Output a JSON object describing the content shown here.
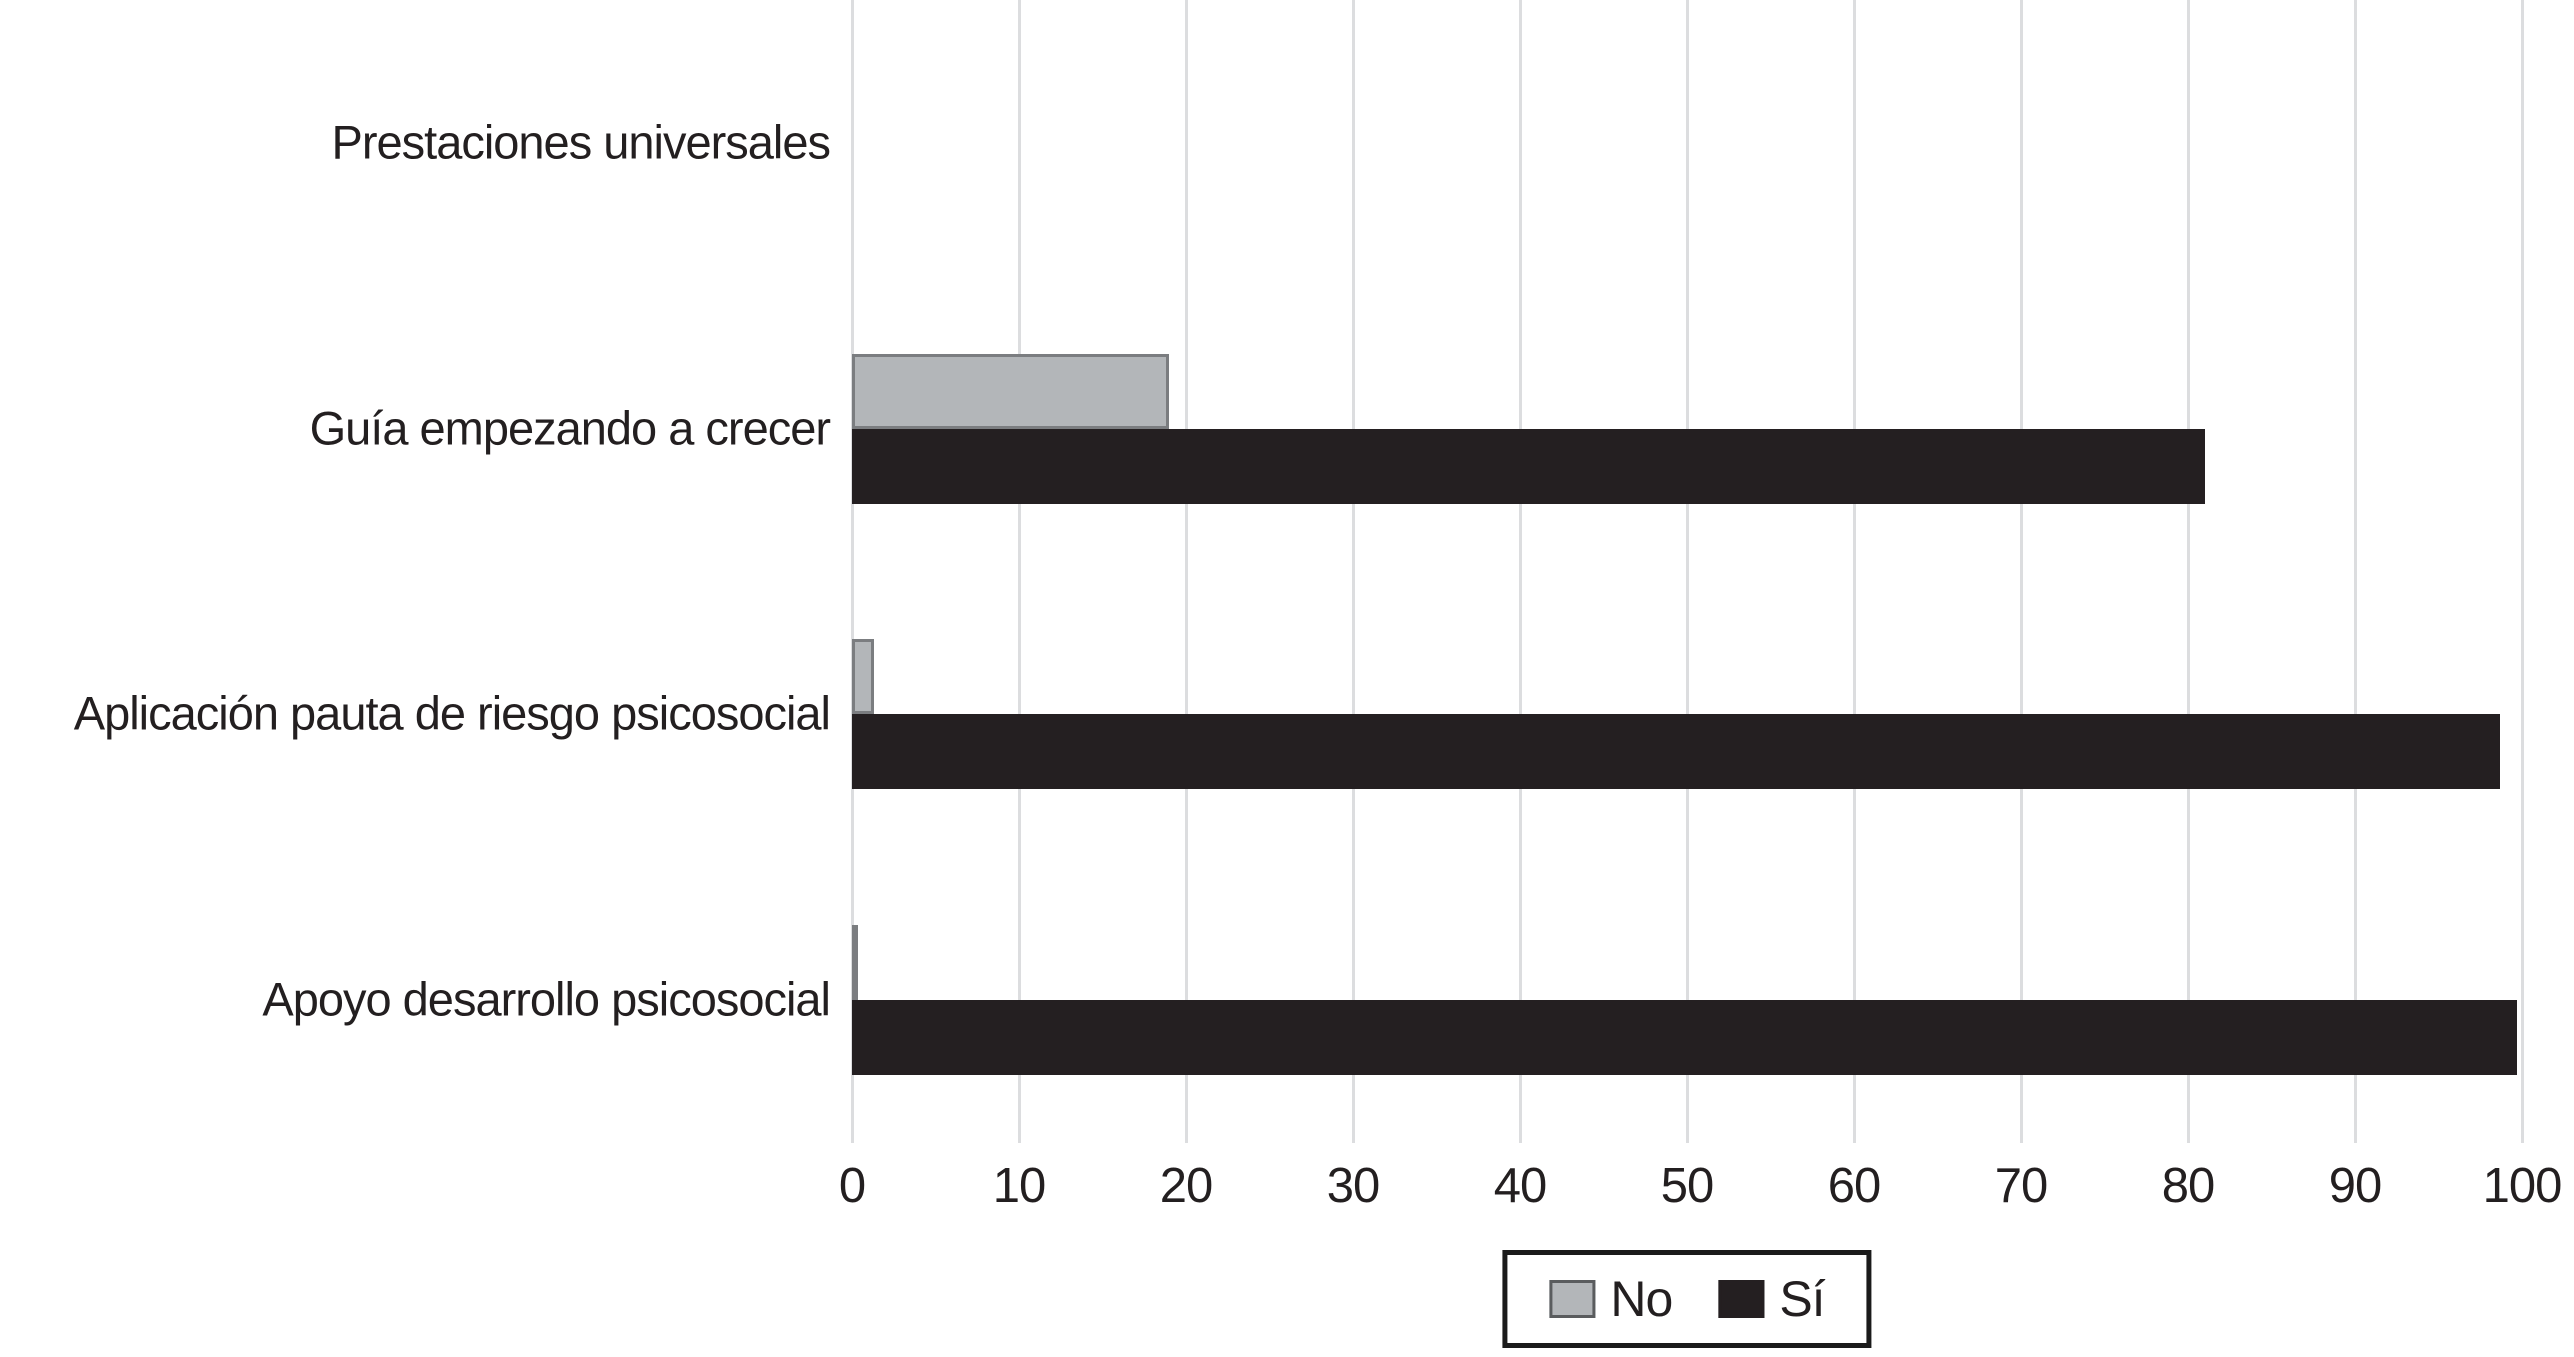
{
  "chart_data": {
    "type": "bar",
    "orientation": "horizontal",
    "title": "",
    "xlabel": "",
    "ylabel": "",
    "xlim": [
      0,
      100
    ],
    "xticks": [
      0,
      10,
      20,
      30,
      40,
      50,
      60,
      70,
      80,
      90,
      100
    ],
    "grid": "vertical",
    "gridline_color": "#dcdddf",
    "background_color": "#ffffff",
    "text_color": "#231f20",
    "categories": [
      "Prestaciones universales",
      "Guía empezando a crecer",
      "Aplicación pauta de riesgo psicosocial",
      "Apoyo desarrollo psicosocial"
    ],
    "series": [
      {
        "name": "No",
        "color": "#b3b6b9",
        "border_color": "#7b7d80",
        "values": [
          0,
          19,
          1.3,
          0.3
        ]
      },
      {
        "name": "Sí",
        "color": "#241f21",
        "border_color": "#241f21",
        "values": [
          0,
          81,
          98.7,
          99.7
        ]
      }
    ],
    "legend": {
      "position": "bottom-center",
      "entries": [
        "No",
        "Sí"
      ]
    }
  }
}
★ ★ ★ ★
= TASK DESCRIPTION =
Return all of the entries exactly as written, but drop any pictures they hold.

= RESULT OF THIS EXERCISE =
Output a JSON object describing the content shown here.
{
  "chart_data": {
    "type": "bar",
    "orientation": "horizontal",
    "title": "",
    "xlabel": "",
    "ylabel": "",
    "xlim": [
      0,
      100
    ],
    "xticks": [
      0,
      10,
      20,
      30,
      40,
      50,
      60,
      70,
      80,
      90,
      100
    ],
    "grid": "vertical",
    "gridline_color": "#dcdddf",
    "background_color": "#ffffff",
    "text_color": "#231f20",
    "categories": [
      "Prestaciones universales",
      "Guía empezando a crecer",
      "Aplicación pauta de riesgo psicosocial",
      "Apoyo desarrollo psicosocial"
    ],
    "series": [
      {
        "name": "No",
        "color": "#b3b6b9",
        "border_color": "#7b7d80",
        "values": [
          0,
          19,
          1.3,
          0.3
        ]
      },
      {
        "name": "Sí",
        "color": "#241f21",
        "border_color": "#241f21",
        "values": [
          0,
          81,
          98.7,
          99.7
        ]
      }
    ],
    "legend": {
      "position": "bottom-center",
      "entries": [
        "No",
        "Sí"
      ]
    }
  }
}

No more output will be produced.